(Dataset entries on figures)
....................
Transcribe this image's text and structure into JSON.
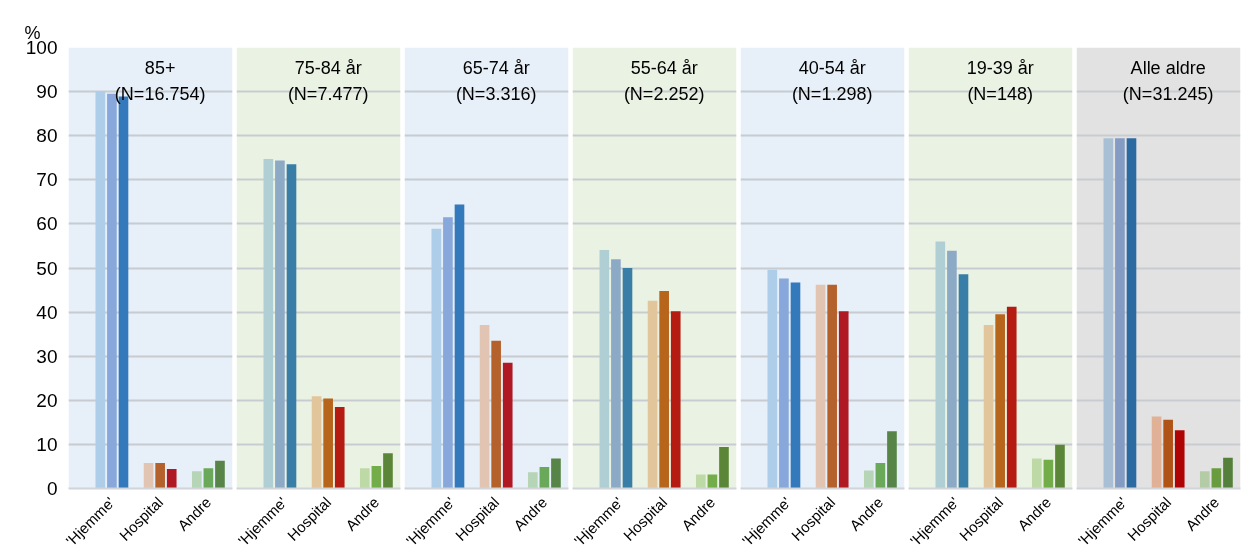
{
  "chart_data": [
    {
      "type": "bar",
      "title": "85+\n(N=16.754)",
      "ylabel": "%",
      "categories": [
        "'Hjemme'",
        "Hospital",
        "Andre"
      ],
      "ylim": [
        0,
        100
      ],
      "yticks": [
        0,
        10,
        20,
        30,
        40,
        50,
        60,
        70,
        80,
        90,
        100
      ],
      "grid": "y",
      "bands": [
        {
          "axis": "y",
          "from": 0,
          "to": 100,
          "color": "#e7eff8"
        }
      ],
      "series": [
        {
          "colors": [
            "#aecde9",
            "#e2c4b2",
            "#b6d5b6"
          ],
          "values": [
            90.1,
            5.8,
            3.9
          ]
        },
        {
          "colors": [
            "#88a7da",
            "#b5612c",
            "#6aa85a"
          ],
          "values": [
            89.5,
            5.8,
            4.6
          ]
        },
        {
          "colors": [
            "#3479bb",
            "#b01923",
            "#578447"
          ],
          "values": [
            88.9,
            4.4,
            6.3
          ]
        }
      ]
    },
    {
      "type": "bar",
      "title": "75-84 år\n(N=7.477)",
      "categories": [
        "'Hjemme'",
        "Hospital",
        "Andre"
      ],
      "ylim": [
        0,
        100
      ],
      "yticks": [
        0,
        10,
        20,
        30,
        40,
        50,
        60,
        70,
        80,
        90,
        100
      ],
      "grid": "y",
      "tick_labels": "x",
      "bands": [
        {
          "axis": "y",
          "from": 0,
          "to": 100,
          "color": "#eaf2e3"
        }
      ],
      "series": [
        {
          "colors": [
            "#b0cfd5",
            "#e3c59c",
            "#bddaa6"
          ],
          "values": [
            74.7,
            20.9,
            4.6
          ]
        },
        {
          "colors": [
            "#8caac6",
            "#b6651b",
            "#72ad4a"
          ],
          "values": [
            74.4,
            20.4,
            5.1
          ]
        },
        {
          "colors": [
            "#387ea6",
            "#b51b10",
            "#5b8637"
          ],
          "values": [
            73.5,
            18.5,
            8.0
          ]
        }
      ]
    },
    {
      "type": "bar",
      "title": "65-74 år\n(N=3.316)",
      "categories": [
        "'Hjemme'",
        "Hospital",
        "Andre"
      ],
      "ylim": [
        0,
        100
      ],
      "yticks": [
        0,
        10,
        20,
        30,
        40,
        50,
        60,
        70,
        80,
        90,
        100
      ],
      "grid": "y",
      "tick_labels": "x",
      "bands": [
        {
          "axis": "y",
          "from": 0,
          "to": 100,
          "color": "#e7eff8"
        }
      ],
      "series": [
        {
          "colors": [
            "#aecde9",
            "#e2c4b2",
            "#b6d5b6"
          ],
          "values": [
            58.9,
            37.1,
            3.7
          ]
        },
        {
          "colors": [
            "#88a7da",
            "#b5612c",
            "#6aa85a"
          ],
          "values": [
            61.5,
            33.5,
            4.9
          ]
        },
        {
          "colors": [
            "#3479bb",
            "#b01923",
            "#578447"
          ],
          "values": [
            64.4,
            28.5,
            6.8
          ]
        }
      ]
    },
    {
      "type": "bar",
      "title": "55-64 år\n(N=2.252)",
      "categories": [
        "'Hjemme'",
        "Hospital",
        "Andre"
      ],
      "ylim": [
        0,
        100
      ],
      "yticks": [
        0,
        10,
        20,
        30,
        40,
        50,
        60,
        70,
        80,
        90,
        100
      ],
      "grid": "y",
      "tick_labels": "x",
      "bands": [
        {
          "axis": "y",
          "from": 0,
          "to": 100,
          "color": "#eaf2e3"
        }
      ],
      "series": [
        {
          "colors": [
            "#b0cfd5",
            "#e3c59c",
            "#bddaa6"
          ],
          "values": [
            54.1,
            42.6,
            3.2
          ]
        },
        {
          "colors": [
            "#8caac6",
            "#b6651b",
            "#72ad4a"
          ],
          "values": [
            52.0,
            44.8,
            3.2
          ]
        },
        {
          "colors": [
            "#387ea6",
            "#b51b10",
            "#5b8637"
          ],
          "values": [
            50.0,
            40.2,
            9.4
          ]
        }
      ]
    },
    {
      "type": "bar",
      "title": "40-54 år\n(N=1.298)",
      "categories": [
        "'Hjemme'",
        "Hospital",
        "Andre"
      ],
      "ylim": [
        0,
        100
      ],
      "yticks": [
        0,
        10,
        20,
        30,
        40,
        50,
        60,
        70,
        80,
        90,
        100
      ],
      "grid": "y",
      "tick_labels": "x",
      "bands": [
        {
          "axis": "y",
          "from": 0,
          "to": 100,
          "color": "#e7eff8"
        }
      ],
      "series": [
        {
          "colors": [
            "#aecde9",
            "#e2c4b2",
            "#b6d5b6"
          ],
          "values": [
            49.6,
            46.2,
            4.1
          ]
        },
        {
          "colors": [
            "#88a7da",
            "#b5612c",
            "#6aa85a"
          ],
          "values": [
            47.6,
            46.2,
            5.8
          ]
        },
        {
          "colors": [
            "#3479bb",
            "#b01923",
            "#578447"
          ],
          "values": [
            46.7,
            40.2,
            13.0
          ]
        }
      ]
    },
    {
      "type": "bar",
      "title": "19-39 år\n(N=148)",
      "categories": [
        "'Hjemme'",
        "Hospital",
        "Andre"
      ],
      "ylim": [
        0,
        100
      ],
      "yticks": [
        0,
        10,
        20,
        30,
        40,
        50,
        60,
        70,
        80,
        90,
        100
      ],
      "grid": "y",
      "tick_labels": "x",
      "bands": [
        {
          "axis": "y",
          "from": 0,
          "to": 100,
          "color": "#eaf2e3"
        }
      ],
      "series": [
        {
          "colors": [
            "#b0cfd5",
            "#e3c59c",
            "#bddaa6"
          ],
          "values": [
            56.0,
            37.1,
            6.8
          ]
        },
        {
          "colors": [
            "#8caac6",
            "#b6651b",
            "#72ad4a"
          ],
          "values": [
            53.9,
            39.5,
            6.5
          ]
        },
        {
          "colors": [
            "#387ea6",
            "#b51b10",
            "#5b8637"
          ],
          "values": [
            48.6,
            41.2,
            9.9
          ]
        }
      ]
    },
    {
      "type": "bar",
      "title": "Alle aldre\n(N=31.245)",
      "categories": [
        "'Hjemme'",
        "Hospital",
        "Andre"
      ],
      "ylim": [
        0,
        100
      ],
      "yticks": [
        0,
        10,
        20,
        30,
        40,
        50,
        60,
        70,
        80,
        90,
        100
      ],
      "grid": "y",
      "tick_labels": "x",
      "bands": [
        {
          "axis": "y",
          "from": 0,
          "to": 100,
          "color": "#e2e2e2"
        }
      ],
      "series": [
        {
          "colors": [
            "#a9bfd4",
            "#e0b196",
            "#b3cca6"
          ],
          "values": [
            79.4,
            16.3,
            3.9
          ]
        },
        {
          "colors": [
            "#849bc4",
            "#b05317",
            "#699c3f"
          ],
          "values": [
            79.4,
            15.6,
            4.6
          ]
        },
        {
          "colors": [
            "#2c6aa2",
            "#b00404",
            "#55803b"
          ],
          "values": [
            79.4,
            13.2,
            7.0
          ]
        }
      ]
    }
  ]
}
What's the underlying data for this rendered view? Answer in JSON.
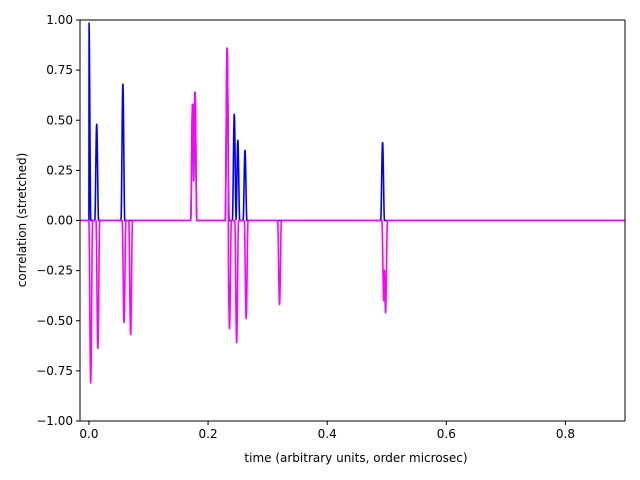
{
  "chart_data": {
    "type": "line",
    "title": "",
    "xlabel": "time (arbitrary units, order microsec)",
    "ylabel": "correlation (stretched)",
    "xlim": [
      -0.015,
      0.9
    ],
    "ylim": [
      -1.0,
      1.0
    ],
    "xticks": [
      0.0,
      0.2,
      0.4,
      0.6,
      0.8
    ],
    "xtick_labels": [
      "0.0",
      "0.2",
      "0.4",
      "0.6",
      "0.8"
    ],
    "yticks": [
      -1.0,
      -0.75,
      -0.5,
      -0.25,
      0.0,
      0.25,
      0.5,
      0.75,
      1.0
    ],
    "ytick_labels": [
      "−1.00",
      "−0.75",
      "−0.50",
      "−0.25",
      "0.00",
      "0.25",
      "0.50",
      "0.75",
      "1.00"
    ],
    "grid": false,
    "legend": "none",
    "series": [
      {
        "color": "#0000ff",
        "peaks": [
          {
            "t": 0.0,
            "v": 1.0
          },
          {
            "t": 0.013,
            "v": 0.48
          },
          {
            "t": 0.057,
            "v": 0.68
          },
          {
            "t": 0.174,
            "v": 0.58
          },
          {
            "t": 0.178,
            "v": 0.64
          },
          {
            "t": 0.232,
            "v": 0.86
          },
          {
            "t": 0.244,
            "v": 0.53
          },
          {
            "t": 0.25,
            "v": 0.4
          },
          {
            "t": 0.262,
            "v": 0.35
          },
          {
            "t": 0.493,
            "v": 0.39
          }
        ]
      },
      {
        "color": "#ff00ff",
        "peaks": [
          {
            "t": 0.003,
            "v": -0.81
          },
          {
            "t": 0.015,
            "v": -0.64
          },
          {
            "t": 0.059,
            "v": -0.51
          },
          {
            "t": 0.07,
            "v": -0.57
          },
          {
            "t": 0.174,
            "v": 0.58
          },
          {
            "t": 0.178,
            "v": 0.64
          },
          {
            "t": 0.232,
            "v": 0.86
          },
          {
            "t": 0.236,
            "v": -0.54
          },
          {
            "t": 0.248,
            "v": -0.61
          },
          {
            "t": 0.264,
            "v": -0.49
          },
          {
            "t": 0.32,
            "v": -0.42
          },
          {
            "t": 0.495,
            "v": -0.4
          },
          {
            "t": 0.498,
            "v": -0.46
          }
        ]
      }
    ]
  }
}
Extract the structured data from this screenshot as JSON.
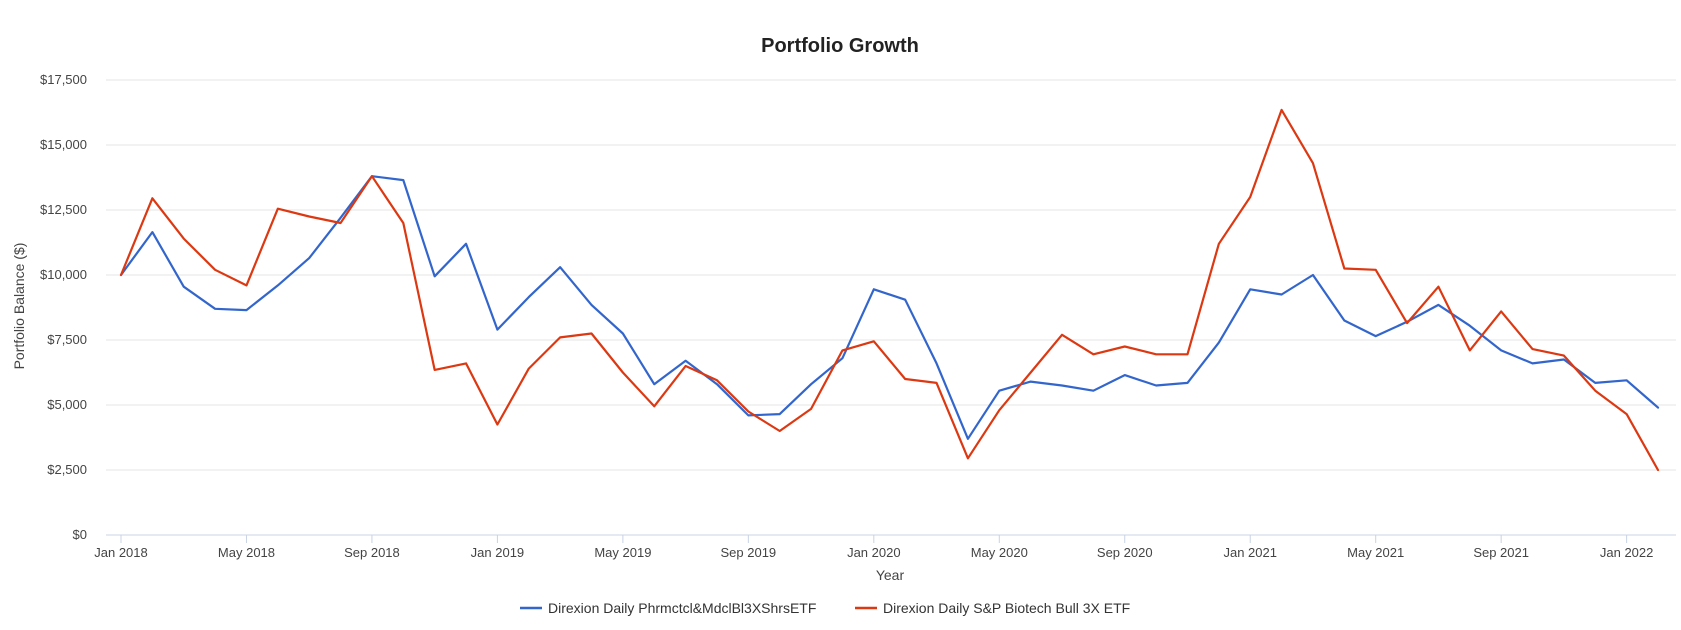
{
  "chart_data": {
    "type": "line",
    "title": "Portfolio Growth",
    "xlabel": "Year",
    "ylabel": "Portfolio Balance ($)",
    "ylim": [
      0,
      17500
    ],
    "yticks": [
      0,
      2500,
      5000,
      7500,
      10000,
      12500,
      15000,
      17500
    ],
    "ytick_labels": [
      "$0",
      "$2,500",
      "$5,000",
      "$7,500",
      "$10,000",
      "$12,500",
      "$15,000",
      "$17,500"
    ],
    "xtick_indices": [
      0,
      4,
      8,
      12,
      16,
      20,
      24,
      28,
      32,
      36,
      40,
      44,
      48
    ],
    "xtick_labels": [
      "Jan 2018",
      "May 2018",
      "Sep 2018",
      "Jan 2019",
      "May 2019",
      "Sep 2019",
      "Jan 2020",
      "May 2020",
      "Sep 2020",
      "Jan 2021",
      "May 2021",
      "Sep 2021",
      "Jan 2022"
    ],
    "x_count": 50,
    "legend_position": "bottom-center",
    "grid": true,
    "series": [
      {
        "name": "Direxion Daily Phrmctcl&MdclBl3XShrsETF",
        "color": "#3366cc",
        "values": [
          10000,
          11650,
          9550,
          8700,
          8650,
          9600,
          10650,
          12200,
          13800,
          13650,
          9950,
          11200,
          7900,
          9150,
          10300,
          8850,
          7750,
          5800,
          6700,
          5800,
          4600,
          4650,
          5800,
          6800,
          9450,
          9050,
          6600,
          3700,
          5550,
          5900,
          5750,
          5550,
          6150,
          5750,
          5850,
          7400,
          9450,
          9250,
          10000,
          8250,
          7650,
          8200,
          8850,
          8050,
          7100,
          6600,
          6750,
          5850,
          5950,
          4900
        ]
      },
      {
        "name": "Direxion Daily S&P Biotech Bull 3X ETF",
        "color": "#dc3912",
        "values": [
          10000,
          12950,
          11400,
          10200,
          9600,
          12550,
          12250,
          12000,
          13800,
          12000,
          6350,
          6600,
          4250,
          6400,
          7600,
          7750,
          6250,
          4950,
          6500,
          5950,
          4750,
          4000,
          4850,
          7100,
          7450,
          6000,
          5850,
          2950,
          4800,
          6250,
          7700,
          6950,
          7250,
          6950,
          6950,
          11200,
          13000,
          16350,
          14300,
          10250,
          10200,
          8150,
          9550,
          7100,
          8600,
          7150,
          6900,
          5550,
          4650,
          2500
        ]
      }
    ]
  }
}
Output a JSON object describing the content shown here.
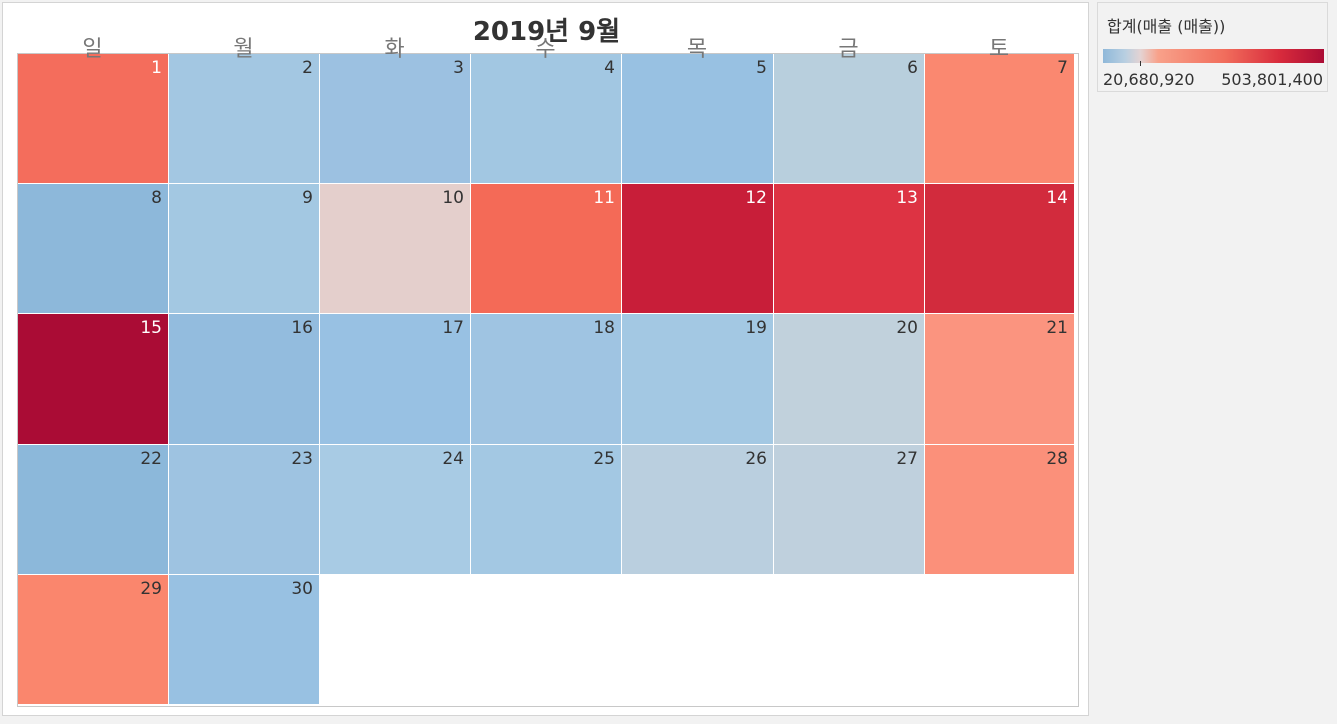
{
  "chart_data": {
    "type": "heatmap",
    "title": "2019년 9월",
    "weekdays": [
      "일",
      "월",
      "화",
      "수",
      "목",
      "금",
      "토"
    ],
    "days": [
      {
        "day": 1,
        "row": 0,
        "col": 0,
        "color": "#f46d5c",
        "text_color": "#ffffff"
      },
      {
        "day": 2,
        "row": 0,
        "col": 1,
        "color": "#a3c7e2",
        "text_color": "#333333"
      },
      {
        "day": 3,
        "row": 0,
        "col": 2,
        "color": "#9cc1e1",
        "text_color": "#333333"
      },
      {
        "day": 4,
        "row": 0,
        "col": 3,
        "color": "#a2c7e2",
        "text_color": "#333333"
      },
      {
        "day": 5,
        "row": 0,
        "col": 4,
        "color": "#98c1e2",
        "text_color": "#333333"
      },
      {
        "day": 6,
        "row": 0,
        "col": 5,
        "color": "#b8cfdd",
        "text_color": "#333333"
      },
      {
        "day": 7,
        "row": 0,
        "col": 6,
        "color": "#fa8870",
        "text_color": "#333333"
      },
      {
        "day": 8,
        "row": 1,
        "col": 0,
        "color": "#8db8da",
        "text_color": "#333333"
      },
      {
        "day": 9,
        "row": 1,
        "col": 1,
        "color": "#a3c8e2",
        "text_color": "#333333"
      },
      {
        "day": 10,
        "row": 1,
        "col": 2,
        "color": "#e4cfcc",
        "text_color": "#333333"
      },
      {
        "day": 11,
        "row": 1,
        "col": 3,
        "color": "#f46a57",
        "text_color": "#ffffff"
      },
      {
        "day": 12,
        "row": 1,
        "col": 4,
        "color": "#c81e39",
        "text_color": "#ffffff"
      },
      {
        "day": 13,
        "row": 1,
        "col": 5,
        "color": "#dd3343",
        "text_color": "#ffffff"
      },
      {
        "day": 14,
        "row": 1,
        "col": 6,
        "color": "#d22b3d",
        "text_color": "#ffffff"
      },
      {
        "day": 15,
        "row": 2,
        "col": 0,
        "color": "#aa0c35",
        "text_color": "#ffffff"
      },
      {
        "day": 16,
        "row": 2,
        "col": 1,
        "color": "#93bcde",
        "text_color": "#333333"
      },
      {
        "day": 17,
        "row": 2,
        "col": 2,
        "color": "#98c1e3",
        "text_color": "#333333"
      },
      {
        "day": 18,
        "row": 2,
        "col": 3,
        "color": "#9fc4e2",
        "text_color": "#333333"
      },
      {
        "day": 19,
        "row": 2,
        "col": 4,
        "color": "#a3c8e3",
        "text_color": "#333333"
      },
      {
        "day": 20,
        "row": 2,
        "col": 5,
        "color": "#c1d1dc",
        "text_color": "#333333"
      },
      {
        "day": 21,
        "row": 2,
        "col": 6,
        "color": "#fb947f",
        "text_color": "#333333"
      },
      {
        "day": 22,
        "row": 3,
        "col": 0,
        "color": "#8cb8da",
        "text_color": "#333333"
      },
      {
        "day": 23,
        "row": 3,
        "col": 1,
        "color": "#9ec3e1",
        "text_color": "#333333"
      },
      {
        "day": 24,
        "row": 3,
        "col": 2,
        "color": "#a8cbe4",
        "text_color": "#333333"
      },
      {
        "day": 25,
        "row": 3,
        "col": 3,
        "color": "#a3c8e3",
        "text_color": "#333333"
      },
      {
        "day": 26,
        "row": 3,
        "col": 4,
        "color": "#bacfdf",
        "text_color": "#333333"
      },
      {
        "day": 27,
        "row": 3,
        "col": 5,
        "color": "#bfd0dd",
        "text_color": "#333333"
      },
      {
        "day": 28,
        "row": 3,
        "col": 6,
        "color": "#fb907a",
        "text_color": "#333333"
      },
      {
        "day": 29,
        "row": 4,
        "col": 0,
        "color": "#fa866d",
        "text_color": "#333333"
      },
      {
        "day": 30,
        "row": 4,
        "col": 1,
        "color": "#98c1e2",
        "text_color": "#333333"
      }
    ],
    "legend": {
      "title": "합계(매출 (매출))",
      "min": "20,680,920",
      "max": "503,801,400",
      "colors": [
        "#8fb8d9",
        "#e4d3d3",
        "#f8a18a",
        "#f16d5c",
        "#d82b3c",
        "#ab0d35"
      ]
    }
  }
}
....................
__Task prompt__:
Go over the records above line by line and count those holding the word "Portfolio". Reply only with the number.

__Task response__:
2